▶ **Problem details**:
Report every line below that holds the word "продаже".

[Data excerpts]
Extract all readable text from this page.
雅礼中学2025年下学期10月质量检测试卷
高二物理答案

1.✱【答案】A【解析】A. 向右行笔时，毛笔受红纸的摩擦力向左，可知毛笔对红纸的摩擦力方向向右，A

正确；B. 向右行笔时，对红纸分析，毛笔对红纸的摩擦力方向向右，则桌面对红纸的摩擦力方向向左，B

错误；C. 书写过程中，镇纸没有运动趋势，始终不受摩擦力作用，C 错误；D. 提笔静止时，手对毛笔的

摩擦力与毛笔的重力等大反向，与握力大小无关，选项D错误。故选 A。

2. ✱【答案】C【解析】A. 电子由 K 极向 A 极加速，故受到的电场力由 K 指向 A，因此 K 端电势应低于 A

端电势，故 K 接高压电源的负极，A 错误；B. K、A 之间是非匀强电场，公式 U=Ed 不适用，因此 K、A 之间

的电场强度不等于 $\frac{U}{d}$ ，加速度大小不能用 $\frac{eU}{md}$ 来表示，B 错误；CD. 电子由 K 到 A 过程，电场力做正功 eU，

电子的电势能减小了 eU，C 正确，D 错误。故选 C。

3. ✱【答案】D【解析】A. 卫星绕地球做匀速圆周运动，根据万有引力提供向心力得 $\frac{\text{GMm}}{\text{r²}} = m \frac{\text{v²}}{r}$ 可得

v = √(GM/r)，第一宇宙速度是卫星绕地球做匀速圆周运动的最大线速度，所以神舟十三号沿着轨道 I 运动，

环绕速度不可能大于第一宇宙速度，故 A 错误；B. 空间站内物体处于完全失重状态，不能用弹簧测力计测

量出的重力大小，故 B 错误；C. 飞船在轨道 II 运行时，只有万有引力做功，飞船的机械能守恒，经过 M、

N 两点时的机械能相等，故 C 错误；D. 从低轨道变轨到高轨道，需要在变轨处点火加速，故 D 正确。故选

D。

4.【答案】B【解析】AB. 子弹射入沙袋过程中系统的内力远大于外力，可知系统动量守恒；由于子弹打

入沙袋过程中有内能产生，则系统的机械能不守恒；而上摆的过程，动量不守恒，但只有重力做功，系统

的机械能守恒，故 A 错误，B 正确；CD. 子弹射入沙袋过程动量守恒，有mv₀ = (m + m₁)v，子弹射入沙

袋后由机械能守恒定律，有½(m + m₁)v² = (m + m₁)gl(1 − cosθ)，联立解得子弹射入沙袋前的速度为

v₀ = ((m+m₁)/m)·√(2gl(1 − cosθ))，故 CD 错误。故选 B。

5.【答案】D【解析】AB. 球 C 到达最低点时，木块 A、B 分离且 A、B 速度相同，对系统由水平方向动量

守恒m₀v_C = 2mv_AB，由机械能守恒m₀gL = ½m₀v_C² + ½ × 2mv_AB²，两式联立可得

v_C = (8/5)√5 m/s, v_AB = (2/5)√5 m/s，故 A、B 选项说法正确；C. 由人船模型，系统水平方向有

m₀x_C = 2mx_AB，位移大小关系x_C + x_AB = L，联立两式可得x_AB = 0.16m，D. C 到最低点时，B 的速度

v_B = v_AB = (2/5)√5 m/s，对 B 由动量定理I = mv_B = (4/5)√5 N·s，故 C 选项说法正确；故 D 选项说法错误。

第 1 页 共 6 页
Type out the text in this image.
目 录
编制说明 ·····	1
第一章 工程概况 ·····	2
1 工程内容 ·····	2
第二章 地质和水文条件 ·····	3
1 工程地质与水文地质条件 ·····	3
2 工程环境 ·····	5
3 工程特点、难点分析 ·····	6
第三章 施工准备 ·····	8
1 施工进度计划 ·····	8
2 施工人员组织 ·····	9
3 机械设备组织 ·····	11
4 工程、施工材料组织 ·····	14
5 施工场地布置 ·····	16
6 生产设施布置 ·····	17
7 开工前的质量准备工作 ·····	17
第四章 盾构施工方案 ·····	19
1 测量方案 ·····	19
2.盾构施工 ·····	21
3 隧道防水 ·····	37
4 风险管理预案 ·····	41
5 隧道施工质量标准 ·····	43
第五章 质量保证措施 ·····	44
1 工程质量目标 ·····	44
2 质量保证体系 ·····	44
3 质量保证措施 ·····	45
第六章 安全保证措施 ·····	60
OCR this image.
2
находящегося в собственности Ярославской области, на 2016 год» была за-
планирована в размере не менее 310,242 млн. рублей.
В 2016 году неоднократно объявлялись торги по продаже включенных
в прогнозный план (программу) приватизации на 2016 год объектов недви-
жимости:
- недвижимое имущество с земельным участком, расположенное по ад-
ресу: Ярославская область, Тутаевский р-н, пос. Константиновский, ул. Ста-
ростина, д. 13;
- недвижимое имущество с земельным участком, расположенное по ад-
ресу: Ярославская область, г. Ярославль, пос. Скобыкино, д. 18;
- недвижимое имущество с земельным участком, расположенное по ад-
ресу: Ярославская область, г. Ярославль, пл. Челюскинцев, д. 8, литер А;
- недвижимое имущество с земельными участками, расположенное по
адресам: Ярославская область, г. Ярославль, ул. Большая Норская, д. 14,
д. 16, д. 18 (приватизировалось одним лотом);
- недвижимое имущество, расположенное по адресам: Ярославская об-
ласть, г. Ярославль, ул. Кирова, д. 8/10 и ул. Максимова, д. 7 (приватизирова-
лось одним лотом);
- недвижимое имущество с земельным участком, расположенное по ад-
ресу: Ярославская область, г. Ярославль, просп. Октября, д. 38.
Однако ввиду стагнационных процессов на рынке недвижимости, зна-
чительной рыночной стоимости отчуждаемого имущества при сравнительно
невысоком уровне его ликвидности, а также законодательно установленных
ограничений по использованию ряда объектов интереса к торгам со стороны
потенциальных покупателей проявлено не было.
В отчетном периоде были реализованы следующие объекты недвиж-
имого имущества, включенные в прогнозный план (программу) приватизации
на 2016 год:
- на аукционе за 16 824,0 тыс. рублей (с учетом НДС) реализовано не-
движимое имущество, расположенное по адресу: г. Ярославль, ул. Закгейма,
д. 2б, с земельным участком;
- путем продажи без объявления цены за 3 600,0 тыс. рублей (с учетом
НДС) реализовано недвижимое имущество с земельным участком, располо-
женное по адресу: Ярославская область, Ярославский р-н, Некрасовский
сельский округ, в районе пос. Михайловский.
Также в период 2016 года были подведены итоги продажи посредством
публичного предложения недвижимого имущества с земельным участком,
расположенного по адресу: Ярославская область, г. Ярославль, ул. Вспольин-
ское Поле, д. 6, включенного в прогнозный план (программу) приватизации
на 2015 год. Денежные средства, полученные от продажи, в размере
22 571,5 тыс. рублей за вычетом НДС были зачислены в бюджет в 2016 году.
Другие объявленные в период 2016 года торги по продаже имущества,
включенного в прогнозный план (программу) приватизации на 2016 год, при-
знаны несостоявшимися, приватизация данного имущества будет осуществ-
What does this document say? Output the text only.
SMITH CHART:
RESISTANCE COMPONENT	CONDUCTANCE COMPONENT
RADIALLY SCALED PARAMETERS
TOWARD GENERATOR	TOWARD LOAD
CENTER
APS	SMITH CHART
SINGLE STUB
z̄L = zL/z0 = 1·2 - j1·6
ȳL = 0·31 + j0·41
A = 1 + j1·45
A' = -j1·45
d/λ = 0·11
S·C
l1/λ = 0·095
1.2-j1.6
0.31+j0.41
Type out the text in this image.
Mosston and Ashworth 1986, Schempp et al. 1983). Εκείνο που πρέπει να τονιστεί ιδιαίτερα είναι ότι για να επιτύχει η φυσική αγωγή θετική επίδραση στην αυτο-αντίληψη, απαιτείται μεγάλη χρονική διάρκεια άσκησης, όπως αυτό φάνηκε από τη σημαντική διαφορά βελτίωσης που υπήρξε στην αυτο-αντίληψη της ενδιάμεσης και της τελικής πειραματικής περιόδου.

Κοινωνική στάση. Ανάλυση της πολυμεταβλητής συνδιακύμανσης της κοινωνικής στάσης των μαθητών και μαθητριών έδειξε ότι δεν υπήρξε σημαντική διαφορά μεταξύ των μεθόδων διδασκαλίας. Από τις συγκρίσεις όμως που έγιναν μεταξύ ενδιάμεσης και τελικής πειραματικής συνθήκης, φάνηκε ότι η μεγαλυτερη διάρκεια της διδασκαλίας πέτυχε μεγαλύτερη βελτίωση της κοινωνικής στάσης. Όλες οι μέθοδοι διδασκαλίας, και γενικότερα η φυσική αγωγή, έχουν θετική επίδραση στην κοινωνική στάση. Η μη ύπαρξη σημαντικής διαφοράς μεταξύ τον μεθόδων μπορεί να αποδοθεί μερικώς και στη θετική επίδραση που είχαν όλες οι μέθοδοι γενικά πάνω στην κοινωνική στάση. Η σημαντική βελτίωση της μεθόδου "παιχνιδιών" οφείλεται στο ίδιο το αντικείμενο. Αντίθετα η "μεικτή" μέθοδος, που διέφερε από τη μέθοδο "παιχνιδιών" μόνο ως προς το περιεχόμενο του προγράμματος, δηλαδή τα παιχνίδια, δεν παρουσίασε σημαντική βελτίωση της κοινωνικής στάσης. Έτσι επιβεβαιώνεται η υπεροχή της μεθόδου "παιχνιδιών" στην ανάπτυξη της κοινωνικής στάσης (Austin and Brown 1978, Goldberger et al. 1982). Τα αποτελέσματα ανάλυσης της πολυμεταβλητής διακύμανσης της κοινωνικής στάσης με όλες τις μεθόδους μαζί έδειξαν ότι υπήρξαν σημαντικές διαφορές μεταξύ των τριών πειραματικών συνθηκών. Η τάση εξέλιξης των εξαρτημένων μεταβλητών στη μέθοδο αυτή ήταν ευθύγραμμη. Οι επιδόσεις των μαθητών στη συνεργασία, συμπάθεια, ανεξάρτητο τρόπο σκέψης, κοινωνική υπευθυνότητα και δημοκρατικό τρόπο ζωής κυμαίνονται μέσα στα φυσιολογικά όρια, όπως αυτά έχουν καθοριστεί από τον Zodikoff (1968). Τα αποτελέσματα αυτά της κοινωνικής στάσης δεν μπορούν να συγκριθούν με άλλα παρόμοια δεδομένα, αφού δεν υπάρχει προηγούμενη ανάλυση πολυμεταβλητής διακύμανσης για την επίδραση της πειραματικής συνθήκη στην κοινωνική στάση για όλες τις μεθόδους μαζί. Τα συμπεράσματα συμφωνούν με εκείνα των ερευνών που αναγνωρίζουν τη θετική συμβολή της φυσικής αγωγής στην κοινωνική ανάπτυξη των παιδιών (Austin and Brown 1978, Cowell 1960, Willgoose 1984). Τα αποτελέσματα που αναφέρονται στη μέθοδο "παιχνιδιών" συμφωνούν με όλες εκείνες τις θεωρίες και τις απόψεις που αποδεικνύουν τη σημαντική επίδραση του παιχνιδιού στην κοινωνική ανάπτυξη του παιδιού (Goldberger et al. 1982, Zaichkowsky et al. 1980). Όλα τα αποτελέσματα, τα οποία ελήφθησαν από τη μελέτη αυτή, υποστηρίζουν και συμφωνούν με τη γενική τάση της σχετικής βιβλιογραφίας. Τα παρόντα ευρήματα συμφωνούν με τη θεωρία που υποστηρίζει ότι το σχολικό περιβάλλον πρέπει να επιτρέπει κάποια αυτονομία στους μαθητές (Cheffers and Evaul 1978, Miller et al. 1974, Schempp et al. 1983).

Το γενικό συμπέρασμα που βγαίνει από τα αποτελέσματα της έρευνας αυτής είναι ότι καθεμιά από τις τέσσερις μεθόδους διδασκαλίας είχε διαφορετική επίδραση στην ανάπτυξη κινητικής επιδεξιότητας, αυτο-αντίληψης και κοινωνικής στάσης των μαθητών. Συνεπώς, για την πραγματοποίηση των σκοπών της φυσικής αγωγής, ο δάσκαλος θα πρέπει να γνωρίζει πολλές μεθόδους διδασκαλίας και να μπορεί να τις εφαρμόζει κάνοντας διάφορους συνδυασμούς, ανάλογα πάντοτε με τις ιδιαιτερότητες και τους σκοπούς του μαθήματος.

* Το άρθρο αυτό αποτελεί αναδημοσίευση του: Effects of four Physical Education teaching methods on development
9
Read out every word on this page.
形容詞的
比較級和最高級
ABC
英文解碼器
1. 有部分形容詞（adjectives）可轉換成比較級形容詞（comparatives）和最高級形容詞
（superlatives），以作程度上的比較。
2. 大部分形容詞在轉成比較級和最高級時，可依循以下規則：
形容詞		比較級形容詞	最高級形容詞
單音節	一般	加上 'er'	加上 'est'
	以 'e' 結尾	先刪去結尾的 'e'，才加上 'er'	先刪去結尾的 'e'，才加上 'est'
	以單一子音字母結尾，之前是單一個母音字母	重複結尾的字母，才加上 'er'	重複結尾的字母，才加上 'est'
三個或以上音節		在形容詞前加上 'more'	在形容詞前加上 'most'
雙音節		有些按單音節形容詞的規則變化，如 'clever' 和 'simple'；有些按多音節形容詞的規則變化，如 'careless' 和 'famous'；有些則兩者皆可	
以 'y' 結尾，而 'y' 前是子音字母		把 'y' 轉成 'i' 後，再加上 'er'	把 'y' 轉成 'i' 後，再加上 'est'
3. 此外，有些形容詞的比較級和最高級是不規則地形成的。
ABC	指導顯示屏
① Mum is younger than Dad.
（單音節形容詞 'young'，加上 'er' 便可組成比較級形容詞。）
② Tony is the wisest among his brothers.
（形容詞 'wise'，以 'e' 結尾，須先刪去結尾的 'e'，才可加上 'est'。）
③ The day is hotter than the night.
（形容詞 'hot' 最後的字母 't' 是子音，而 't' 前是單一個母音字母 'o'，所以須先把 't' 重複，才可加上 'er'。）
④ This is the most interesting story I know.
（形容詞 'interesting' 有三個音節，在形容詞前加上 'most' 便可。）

▶ **Exercise response**:
В 2016 году неоднократно объявлялись торги по продаже включенных
Другие объявленные в период 2016 года торги по продаже имущества,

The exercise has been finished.